Task directions: Write out all of the entries exactly, please.

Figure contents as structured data
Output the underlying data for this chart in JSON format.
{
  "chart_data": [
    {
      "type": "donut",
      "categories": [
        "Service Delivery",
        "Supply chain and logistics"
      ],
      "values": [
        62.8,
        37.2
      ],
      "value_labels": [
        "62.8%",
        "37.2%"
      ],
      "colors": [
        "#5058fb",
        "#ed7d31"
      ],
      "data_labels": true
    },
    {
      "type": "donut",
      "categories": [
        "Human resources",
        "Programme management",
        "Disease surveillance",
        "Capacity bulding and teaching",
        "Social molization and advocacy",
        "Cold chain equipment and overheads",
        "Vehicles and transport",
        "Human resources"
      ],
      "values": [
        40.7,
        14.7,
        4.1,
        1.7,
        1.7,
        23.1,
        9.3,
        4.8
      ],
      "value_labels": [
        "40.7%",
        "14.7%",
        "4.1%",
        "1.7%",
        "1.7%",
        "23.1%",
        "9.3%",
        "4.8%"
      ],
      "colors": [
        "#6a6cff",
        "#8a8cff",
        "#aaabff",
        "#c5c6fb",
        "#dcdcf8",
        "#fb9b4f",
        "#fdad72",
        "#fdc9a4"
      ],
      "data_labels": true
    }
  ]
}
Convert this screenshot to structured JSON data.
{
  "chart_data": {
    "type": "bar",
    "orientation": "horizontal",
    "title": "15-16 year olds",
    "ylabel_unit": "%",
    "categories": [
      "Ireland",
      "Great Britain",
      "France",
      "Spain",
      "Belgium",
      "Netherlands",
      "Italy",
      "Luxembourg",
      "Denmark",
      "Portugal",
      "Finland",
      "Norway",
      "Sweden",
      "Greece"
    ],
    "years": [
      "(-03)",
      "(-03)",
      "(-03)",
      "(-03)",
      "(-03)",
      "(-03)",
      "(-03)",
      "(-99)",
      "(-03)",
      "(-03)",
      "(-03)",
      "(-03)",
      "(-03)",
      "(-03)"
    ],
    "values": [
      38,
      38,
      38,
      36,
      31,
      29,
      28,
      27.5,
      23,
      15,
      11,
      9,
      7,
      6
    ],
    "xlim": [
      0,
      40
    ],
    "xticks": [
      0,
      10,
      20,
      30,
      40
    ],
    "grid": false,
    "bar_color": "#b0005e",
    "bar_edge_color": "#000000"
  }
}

Exercise output:
Output the underlying data for this chart in JSON format.
{
  "chart_data": [
    {
      "type": "donut",
      "categories": [
        "Service Delivery",
        "Supply chain and logistics"
      ],
      "values": [
        62.8,
        37.2
      ],
      "value_labels": [
        "62.8%",
        "37.2%"
      ],
      "colors": [
        "#5058fb",
        "#ed7d31"
      ],
      "data_labels": true
    },
    {
      "type": "donut",
      "categories": [
        "Human resources",
        "Programme management",
        "Disease surveillance",
        "Capacity bulding and teaching",
        "Social molization and advocacy",
        "Cold chain equipment and overheads",
        "Vehicles and transport",
        "Human resources"
      ],
      "values": [
        40.7,
        14.7,
        4.1,
        1.7,
        1.7,
        23.1,
        9.3,
        4.8
      ],
      "value_labels": [
        "40.7%",
        "14.7%",
        "4.1%",
        "1.7%",
        "1.7%",
        "23.1%",
        "9.3%",
        "4.8%"
      ],
      "colors": [
        "#6a6cff",
        "#8a8cff",
        "#aaabff",
        "#c5c6fb",
        "#dcdcf8",
        "#fb9b4f",
        "#fdad72",
        "#fdc9a4"
      ],
      "data_labels": true
    }
  ]
}
Convert this screenshot to structured JSON data.
{
  "chart_data": {
    "type": "bar",
    "orientation": "horizontal",
    "title": "15-16 year olds",
    "ylabel_unit": "%",
    "categories": [
      "Ireland",
      "Great Britain",
      "France",
      "Spain",
      "Belgium",
      "Netherlands",
      "Italy",
      "Luxembourg",
      "Denmark",
      "Portugal",
      "Finland",
      "Norway",
      "Sweden",
      "Greece"
    ],
    "years": [
      "(-03)",
      "(-03)",
      "(-03)",
      "(-03)",
      "(-03)",
      "(-03)",
      "(-03)",
      "(-99)",
      "(-03)",
      "(-03)",
      "(-03)",
      "(-03)",
      "(-03)",
      "(-03)"
    ],
    "values": [
      38,
      38,
      38,
      36,
      31,
      29,
      28,
      27.5,
      23,
      15,
      11,
      9,
      7,
      6
    ],
    "xlim": [
      0,
      40
    ],
    "xticks": [
      0,
      10,
      20,
      30,
      40
    ],
    "grid": false,
    "bar_color": "#b0005e",
    "bar_edge_color": "#000000"
  }
}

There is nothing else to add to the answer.